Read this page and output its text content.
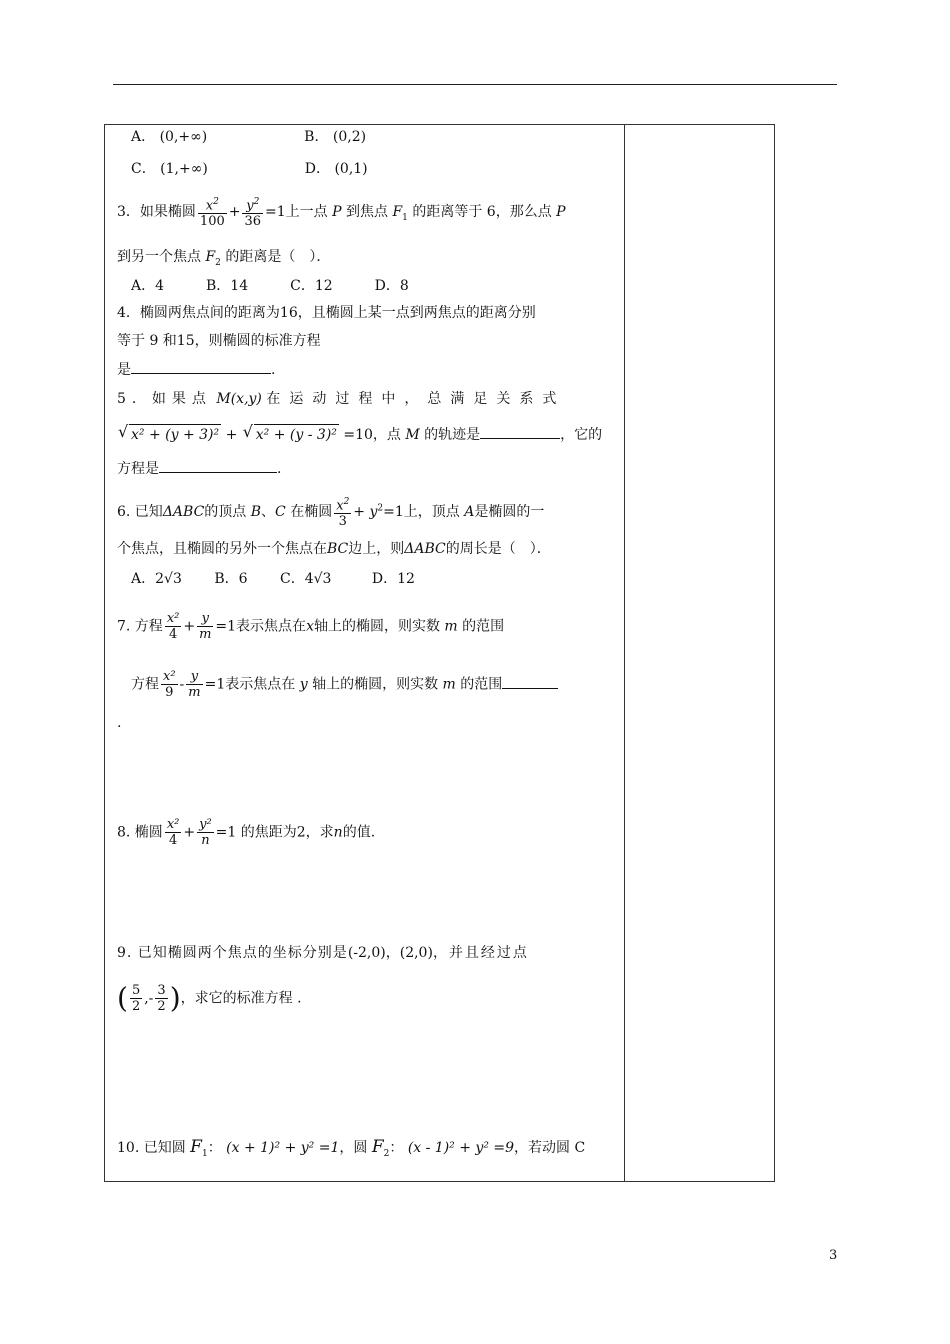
A． (0,+∞)	B． (0,2)
C． (1,+∞)	D． (0,1)
3．如果椭圆 $\frac{x^2}{100} + \frac{y^2}{36} =1$上一点 P 到焦点 $F_1$ 的距离等于 6，那么点 P
到另一个焦点 $F_2$ 的距离是（　）．
A．4　　　B．14　　　C．12　　　D．8
4．椭圆两焦点间的距离为16，且椭圆上某一点到两焦点的距离分别
等于 9 和15，则椭圆的标准方程
是	.
5．如果点 M(x,y) 在运动过程中，总满足关系式
√ x² + (y + 3)² + √ x² + (y - 3)² =10，点 M 的轨迹是	，它的
方程是	.
6. 已知ΔABC的顶点 B、C 在椭圆 $\frac{x^2}{3} + y^2=1$上，顶点 A是椭圆的一
个焦点，且椭圆的另外一个焦点在BC边上，则ΔABC的周长是（　）．
A．2√3 B．6 C．4√3	D．12
7. 方程 $\frac{\text{x²}}{4} + \frac{y}{m} =1$表示焦点在x轴上的椭圆，则实数 m 的范围
方程 $\frac{\text{x²}}{9} - \frac{y}{m} =1$表示焦点在 y 轴上的椭圆，则实数 m 的范围
.
8. 椭圆 $\frac{\text{x²}}{4} + \frac{\text{y²}}{n} =1$ 的焦距为2，求n的值.
9. 已知椭圆两个焦点的坐标分别是(-2,0)，(2,0)，并且经过点
( $\frac{5}{2}$ ,- $\frac{3}{2}$ )，求它的标准方程 .
10. 已知圆 $F_1$： (x + 1)² + y² =1，圆 $F_2$： (x - 1)² + y² =9，若动圆 C
3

(SHORT PROBLEM): Could you reproduce every record above exactly, leaving out the pictures?

(ANSWER TO THIS PROBLEM):
Read this page and output its text content.
A． (0,+∞)	B． (0,2)
C． (1,+∞)	D． (0,1)
3．如果椭圆 $\frac{x^2}{100} + \frac{y^2}{36} =1$上一点 P 到焦点 $F_1$ 的距离等于 6，那么点 P
到另一个焦点 $F_2$ 的距离是（　）．
A．4　　　B．14　　　C．12　　　D．8
4．椭圆两焦点间的距离为16，且椭圆上某一点到两焦点的距离分别
等于 9 和15，则椭圆的标准方程
是	.
5．如果点 M(x,y) 在运动过程中，总满足关系式
√ x² + (y + 3)² + √ x² + (y - 3)² =10，点 M 的轨迹是	，它的
方程是	.
6. 已知ΔABC的顶点 B、C 在椭圆 $\frac{x^2}{3} + y^2=1$上，顶点 A是椭圆的一
个焦点，且椭圆的另外一个焦点在BC边上，则ΔABC的周长是（　）．
A．2√3 B．6 C．4√3	D．12
7. 方程 $\frac{\text{x²}}{4} + \frac{y}{m} =1$表示焦点在x轴上的椭圆，则实数 m 的范围
方程 $\frac{\text{x²}}{9} - \frac{y}{m} =1$表示焦点在 y 轴上的椭圆，则实数 m 的范围
.
8. 椭圆 $\frac{\text{x²}}{4} + \frac{\text{y²}}{n} =1$ 的焦距为2，求n的值.
9. 已知椭圆两个焦点的坐标分别是(-2,0)，(2,0)，并且经过点
( $\frac{5}{2}$ ,- $\frac{3}{2}$ )，求它的标准方程 .
10. 已知圆 $F_1$： (x + 1)² + y² =1，圆 $F_2$： (x - 1)² + y² =9，若动圆 C
3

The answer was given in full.